# START OF Dataset excerpts

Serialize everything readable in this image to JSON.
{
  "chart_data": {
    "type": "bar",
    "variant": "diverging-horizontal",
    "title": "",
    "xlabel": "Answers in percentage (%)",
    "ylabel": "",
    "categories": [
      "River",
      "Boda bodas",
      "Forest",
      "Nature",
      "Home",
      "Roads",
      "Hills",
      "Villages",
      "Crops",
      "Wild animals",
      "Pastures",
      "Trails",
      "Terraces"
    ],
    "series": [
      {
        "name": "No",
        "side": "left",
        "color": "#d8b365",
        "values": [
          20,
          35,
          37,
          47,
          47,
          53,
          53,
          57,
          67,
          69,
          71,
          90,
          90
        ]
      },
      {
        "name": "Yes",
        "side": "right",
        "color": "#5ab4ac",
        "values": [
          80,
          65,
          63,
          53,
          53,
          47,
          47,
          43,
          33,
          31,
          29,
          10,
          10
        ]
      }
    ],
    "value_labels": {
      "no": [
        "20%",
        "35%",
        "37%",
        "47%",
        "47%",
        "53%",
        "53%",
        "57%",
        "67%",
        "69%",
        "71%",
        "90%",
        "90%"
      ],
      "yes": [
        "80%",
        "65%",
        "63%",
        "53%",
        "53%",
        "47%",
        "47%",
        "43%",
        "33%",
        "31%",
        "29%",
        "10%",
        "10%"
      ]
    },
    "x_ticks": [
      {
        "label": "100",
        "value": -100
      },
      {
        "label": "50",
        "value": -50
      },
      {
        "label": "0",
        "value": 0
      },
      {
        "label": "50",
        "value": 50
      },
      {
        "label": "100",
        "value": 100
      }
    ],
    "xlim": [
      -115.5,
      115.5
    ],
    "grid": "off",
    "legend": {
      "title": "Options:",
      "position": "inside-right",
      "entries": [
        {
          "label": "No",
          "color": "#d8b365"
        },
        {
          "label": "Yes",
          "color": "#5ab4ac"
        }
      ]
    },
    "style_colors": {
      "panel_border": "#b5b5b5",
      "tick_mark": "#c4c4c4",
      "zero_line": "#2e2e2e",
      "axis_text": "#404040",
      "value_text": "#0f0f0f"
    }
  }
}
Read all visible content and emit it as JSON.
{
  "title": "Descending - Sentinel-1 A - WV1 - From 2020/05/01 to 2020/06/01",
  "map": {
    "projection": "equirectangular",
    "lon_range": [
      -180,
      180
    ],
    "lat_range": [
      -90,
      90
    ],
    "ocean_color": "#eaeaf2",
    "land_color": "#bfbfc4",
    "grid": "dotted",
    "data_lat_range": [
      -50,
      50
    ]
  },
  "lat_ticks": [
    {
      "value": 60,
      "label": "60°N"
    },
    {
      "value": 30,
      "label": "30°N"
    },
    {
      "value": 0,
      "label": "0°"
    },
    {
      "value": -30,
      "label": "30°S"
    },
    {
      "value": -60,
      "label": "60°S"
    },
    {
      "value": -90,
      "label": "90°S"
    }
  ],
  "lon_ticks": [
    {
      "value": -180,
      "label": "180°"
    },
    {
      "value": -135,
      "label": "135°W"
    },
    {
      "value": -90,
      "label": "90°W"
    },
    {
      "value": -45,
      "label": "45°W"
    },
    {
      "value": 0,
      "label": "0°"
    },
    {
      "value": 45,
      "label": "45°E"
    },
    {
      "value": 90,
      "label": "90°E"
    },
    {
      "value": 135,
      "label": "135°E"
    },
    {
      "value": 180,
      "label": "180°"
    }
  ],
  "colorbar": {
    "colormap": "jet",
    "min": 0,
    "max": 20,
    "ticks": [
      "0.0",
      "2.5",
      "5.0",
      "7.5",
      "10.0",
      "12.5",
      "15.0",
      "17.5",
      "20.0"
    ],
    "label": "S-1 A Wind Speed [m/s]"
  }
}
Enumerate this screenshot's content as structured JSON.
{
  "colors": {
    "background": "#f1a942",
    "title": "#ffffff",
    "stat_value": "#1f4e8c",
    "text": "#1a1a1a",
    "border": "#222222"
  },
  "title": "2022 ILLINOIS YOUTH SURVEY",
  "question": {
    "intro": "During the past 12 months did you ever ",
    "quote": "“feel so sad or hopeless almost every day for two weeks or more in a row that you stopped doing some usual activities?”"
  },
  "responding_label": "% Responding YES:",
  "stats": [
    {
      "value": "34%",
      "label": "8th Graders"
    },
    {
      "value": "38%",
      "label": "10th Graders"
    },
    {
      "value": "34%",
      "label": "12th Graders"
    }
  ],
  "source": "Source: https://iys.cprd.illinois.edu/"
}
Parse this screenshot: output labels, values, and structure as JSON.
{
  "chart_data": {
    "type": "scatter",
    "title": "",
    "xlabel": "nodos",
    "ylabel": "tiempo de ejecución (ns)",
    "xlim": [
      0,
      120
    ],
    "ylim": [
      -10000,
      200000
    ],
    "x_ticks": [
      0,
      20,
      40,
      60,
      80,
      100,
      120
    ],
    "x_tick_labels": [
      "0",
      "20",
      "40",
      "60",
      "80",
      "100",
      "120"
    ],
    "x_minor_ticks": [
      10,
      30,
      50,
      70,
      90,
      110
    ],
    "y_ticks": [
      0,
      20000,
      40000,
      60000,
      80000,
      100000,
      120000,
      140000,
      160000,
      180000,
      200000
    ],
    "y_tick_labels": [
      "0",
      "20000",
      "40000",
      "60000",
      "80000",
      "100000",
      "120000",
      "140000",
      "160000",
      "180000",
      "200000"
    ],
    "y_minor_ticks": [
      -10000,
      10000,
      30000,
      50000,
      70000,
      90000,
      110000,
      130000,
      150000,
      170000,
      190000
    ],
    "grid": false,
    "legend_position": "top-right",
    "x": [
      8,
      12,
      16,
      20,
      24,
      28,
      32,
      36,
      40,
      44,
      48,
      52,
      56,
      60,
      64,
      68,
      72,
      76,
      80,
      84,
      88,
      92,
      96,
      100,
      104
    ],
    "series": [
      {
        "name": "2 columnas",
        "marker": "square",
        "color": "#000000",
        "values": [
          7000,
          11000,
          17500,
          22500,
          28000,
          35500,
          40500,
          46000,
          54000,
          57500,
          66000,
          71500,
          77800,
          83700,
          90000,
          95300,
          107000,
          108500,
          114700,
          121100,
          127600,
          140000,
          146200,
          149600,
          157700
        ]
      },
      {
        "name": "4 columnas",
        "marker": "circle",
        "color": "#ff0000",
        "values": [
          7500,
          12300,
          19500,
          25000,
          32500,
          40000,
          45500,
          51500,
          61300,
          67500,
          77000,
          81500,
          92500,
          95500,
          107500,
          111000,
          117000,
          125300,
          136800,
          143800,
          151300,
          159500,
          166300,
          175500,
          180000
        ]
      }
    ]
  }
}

# END OF Dataset excerpts

__Instructions to follow__.
Lines from the records above that hold "JSON" are the ones to list.

__Solution__.
Serialize everything readable in this image to JSON.
Read all visible content and emit it as JSON.
Enumerate this screenshot's content as structured JSON.
Parse this screenshot: output labels, values, and structure as JSON.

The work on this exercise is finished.